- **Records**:
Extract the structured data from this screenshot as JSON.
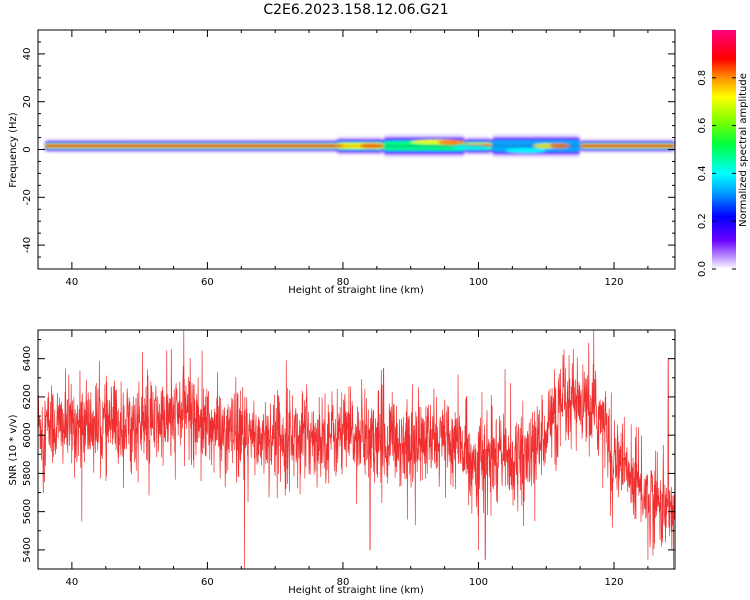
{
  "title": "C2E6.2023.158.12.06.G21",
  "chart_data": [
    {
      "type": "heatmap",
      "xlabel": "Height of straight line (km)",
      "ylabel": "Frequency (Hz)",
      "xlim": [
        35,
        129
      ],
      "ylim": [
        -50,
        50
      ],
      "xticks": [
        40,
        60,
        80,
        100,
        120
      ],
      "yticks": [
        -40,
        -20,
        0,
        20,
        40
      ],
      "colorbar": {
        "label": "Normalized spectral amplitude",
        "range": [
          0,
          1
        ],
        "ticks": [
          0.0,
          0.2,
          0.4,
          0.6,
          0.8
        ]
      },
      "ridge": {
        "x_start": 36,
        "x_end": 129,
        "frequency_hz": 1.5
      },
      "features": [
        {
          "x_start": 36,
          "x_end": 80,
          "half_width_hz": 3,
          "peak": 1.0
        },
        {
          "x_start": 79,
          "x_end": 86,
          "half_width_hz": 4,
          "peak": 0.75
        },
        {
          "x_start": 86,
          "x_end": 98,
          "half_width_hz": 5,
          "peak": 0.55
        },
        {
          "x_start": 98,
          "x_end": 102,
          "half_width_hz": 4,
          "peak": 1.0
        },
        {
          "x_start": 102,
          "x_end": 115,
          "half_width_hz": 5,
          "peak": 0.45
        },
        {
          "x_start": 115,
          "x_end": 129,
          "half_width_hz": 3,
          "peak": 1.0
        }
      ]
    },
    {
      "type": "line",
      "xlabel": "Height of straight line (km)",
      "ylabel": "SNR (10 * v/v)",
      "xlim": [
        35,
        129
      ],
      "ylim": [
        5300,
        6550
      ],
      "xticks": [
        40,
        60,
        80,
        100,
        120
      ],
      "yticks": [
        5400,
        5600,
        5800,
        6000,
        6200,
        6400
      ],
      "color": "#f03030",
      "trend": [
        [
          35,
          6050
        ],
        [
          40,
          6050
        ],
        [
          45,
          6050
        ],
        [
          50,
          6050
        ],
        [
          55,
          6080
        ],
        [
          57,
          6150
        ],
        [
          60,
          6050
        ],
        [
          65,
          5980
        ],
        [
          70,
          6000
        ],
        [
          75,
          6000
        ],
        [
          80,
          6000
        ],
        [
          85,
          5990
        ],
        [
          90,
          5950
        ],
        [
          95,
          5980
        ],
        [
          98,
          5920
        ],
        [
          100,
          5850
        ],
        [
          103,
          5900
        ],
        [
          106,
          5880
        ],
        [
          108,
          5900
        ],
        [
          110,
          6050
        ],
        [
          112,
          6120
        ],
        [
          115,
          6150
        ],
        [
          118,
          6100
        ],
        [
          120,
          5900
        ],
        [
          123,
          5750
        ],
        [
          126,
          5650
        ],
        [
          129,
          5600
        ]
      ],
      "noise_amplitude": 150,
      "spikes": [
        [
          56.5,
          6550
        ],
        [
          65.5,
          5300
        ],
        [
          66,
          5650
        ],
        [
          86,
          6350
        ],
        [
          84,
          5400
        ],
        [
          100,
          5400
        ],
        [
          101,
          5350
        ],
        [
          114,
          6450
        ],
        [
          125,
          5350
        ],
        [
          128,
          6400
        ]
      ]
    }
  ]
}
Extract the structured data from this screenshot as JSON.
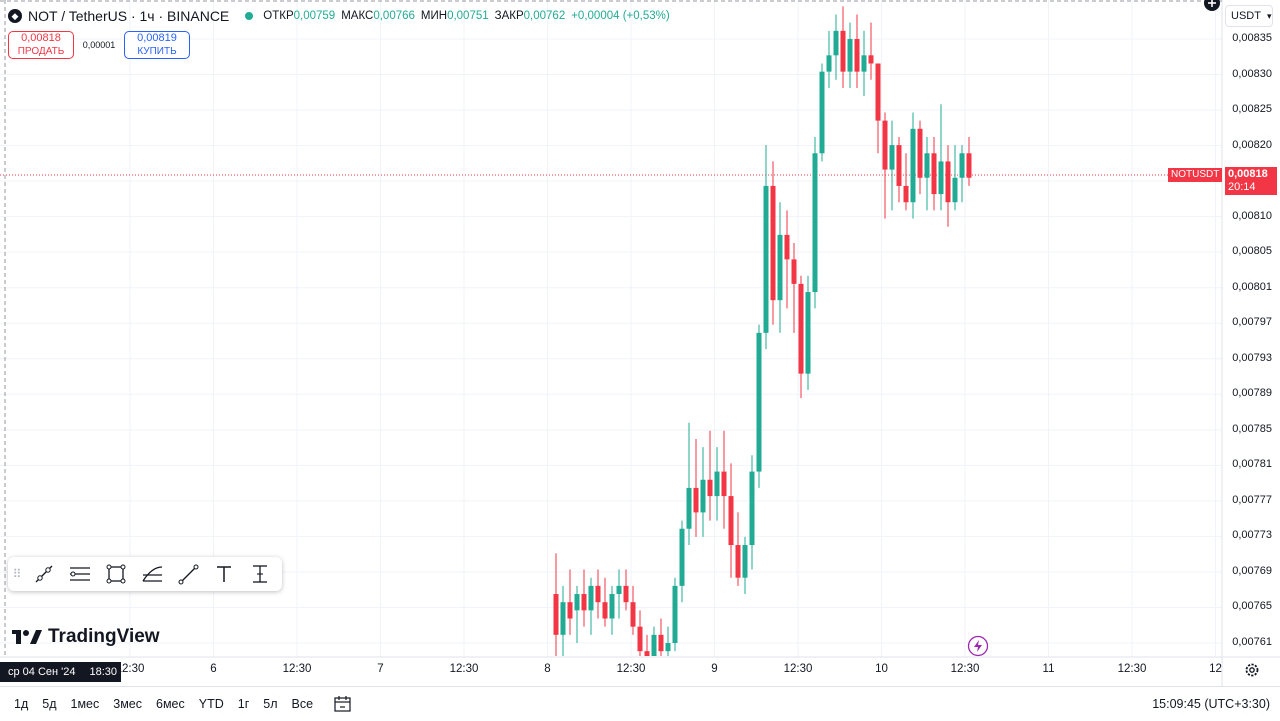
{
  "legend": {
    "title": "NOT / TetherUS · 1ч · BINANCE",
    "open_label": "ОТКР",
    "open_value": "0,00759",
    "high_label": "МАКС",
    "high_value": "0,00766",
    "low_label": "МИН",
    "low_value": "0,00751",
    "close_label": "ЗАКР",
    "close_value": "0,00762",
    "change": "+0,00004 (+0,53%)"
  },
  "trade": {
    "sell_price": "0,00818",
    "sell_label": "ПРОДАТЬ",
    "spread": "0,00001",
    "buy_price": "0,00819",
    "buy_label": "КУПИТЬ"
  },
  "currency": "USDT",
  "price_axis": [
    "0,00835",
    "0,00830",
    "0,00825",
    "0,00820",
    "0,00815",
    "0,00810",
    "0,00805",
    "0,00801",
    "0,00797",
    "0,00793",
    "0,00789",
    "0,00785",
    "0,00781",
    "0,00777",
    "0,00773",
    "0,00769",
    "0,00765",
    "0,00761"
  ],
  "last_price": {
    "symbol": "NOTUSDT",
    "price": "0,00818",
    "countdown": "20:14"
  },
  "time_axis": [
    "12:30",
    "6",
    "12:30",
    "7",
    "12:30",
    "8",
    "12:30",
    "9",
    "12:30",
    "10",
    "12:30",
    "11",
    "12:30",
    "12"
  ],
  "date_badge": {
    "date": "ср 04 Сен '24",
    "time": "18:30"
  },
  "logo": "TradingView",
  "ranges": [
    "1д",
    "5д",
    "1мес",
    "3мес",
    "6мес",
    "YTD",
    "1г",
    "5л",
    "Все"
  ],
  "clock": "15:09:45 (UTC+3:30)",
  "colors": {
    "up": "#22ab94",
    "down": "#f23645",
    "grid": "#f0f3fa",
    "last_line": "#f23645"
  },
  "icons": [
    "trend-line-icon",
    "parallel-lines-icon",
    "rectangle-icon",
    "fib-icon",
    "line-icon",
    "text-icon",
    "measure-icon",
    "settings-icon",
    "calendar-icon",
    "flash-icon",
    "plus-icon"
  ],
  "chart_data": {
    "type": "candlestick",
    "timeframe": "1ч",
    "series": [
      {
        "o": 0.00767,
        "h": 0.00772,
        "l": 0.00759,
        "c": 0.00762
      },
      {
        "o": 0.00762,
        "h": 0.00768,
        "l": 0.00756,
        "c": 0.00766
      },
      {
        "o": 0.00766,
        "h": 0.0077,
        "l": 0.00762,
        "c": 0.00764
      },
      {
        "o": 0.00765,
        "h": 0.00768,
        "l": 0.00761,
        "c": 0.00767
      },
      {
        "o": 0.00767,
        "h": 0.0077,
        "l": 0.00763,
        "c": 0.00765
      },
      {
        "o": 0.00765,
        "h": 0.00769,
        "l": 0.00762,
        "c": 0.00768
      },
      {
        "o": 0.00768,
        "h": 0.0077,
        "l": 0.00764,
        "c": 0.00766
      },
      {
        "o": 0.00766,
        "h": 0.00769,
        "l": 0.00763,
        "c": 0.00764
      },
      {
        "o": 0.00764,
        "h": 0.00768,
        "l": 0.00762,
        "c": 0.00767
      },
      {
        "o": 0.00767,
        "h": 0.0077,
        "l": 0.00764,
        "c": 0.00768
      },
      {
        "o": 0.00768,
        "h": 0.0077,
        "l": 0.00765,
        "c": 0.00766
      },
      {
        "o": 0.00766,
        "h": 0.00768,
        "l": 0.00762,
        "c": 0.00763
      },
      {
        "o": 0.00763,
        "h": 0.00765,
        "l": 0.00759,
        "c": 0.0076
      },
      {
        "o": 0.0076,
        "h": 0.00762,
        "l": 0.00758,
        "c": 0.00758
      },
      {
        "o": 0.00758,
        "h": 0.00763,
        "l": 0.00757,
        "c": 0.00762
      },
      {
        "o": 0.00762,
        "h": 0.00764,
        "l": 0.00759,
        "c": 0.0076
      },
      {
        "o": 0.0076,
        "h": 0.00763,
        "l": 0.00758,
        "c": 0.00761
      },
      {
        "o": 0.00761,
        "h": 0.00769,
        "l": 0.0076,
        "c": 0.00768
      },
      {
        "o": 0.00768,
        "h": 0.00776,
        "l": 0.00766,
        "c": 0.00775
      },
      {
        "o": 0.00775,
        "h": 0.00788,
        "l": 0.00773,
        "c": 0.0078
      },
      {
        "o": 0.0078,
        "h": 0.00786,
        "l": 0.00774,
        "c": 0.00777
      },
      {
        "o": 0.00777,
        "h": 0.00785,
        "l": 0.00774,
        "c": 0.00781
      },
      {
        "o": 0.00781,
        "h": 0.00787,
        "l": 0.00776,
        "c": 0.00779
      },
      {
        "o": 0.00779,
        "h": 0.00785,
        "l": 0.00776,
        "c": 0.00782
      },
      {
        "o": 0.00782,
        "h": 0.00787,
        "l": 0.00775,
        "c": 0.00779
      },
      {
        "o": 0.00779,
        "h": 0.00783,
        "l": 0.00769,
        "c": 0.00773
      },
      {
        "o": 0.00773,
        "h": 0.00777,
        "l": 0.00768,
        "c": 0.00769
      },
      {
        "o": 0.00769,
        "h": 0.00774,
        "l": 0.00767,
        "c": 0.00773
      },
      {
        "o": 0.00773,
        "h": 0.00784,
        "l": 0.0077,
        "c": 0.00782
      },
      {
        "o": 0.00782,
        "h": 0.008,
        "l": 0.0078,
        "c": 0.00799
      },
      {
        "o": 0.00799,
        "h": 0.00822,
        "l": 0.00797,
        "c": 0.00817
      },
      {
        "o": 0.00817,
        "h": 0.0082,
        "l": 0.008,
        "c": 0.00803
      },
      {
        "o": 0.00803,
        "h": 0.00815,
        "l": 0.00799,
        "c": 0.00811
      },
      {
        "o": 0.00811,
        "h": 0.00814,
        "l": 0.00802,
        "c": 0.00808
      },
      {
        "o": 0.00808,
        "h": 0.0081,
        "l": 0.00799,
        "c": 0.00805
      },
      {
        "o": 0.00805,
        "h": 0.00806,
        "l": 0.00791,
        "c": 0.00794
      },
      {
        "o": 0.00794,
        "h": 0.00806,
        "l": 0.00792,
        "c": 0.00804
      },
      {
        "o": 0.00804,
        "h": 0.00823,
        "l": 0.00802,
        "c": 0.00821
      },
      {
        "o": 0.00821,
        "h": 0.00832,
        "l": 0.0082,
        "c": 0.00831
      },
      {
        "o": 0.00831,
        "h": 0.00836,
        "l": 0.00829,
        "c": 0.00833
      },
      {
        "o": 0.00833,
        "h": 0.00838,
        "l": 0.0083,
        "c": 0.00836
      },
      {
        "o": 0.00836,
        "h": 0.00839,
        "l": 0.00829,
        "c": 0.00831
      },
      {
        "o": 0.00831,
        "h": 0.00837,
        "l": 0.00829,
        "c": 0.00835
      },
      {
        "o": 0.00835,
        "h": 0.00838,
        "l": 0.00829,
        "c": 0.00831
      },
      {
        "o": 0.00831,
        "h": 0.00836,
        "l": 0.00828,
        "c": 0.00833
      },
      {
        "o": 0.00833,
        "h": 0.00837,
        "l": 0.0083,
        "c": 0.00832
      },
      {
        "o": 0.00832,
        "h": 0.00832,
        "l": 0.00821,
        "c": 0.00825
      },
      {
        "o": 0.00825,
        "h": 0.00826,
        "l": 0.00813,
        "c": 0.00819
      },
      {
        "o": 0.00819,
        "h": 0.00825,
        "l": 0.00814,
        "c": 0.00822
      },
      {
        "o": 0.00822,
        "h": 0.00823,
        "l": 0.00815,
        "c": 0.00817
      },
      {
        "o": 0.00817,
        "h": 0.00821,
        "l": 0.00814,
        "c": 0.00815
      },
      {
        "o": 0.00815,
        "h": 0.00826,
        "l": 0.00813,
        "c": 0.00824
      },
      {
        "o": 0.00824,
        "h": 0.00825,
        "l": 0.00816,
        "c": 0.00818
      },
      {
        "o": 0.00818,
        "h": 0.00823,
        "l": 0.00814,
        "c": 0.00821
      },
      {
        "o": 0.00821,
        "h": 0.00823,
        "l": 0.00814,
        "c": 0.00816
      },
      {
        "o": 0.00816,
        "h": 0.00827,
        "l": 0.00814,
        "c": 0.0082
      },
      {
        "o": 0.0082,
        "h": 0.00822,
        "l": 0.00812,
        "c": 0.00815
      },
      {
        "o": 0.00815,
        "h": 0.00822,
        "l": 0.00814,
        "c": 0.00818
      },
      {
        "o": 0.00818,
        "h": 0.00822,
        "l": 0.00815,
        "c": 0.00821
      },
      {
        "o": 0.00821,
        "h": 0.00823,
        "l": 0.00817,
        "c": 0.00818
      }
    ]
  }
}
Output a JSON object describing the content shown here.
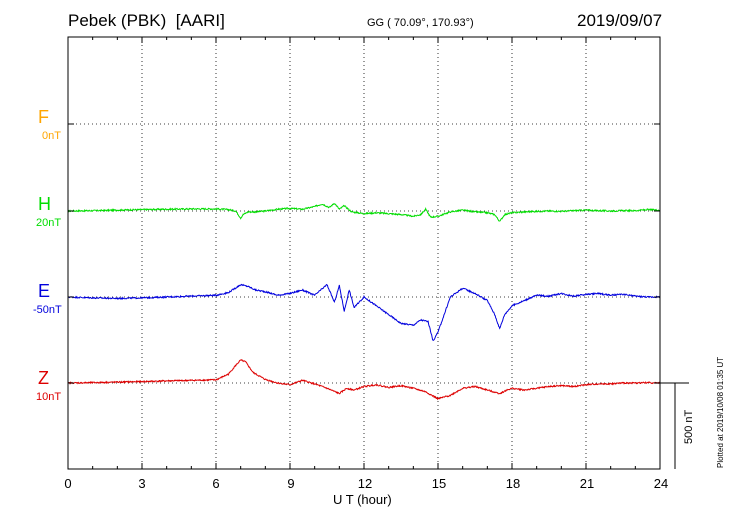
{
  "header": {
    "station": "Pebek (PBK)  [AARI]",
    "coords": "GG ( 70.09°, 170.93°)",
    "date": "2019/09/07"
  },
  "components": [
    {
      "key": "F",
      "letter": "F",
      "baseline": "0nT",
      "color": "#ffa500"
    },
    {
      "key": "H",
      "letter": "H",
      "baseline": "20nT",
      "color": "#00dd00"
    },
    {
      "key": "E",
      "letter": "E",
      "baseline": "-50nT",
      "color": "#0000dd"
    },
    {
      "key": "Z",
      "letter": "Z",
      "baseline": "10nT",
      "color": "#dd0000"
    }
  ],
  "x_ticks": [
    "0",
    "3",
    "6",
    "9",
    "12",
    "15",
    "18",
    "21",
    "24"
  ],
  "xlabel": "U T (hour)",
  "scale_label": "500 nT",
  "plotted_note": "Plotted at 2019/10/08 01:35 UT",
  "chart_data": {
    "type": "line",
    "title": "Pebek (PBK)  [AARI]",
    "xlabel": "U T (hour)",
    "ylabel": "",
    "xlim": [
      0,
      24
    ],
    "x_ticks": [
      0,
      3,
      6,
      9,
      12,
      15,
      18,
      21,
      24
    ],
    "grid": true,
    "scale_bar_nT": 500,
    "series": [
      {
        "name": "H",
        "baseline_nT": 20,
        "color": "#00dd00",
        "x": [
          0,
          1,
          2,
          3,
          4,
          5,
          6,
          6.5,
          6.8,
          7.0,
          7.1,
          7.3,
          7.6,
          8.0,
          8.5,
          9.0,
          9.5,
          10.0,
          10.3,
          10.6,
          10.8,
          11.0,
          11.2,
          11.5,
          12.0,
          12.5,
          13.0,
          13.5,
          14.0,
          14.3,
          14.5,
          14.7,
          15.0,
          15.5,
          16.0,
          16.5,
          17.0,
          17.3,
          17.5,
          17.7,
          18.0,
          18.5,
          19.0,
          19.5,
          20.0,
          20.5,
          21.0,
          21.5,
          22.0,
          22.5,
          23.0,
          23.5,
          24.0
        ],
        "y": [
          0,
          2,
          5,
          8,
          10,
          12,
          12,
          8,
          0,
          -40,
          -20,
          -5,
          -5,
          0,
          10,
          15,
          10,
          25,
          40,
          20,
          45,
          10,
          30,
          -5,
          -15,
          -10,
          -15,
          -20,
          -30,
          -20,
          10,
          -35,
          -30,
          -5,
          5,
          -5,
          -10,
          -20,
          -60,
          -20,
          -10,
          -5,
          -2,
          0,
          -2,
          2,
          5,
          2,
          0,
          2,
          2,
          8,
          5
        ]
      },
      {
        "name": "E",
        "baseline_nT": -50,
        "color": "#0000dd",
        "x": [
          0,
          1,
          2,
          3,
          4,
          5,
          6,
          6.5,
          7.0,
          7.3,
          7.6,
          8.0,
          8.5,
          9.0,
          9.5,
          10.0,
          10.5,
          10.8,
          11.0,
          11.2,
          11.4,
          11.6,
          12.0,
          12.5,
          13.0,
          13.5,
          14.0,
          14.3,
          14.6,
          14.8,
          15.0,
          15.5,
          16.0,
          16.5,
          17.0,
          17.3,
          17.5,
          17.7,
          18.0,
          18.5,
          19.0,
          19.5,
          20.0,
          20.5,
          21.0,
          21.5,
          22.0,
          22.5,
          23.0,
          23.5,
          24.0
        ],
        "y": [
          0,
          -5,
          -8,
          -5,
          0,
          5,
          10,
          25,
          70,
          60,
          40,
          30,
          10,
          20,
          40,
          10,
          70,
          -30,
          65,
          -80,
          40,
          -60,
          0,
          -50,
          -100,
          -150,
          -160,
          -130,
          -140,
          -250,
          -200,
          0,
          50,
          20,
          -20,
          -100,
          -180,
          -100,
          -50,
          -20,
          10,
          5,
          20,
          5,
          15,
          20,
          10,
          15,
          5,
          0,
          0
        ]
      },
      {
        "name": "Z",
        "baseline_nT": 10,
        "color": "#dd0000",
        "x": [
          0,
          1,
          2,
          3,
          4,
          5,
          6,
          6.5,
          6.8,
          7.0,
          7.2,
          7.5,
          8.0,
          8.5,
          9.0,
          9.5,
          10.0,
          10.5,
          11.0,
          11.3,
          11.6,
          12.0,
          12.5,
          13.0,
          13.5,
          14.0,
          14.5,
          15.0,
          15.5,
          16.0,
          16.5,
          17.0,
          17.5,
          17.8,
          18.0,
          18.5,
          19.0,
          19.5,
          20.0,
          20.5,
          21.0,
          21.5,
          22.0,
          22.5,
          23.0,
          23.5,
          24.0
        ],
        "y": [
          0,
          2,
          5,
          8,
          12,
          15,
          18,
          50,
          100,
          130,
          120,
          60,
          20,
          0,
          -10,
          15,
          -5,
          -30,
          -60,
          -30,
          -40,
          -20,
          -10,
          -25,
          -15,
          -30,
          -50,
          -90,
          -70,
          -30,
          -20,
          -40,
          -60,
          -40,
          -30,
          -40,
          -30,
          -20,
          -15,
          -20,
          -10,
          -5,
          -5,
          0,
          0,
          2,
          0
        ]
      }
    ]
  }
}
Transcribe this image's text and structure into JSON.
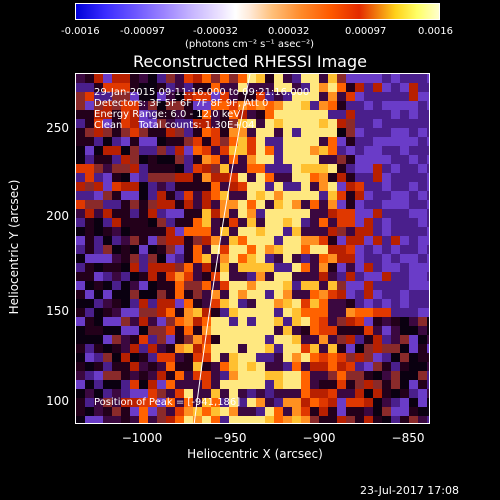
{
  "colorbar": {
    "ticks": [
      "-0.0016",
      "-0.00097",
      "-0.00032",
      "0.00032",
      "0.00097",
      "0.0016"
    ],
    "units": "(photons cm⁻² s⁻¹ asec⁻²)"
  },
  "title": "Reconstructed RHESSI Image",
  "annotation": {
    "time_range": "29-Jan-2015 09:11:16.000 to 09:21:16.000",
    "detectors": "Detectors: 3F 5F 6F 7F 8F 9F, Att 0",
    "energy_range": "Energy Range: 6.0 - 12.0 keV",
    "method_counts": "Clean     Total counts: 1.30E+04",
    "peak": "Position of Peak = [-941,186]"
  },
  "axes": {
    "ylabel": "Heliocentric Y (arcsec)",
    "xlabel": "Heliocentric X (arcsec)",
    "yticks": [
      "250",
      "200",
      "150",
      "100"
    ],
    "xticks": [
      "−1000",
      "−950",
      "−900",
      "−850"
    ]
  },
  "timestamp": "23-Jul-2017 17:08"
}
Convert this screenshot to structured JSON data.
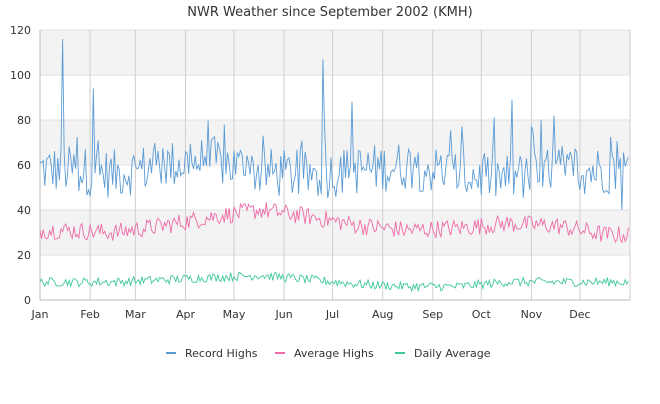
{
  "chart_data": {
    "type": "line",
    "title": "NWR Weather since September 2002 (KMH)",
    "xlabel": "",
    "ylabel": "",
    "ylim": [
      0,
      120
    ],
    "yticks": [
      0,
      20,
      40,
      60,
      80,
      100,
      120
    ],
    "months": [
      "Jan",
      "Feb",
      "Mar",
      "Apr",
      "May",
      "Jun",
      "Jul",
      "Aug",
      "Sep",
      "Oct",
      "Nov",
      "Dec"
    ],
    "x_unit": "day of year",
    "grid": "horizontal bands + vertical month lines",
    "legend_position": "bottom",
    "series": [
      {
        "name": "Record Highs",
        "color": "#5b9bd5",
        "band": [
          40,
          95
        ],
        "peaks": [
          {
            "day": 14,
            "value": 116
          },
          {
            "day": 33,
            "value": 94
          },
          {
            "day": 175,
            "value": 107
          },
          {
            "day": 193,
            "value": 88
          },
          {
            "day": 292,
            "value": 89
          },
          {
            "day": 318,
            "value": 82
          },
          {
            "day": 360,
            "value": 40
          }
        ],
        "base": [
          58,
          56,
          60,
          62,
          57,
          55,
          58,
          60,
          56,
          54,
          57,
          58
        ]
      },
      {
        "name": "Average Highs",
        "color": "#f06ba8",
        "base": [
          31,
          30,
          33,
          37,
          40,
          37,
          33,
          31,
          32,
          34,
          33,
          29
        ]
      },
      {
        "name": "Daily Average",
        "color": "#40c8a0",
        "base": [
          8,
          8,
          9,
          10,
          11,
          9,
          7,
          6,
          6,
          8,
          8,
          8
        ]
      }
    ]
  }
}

- **WHAT THE TASK ASKS**: Gather each line holding the string "this".

- **REPLY**:
Extract the structured data from this screenshot as JSON.
Extract the structured data from this screenshot as JSON.
Transcribe this image's text and structure into JSON.
Convert this screenshot to structured JSON data.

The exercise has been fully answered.